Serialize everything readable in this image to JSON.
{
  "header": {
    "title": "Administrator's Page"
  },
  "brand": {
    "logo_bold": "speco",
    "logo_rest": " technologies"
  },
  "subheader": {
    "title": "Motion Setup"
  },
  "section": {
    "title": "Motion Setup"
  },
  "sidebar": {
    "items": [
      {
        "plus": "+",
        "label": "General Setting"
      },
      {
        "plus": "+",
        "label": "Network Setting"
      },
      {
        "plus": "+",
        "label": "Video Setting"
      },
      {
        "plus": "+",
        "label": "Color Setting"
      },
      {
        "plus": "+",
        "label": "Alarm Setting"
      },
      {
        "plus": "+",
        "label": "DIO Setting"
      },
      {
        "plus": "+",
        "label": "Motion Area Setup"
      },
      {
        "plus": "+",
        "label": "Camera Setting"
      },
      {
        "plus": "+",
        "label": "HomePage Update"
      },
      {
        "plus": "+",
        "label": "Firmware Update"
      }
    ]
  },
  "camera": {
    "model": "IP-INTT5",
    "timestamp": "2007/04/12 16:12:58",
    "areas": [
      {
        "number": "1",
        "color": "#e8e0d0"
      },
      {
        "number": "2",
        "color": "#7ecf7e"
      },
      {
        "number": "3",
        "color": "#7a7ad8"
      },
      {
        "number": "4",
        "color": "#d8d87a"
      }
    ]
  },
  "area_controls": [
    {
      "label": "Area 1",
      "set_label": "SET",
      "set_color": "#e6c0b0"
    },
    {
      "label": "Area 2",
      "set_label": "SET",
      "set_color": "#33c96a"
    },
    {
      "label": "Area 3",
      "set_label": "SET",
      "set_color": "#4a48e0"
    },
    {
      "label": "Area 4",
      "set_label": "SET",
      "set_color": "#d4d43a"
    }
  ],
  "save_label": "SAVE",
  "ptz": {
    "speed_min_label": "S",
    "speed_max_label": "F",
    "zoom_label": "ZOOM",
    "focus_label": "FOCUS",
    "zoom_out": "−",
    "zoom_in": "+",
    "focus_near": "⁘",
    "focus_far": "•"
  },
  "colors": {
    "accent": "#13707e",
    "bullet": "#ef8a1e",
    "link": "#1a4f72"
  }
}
* * *
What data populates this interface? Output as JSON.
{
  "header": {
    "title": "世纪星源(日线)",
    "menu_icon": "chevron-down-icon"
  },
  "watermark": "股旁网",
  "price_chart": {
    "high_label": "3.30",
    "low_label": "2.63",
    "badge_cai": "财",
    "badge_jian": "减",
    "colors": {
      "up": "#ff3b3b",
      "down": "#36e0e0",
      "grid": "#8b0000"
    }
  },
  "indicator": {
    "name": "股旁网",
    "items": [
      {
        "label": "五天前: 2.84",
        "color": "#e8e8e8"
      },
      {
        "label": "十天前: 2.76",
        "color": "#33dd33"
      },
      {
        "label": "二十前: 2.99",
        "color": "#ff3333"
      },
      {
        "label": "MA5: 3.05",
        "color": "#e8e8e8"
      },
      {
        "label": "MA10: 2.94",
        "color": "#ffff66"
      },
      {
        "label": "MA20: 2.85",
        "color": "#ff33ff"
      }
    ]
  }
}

**YOUR OBJECTIVE:**
Pick out lines containing the word "down", each one as written.

**TASK RESPONSE:**
    "menu_icon": "chevron-down-icon"
      "down": "#36e0e0",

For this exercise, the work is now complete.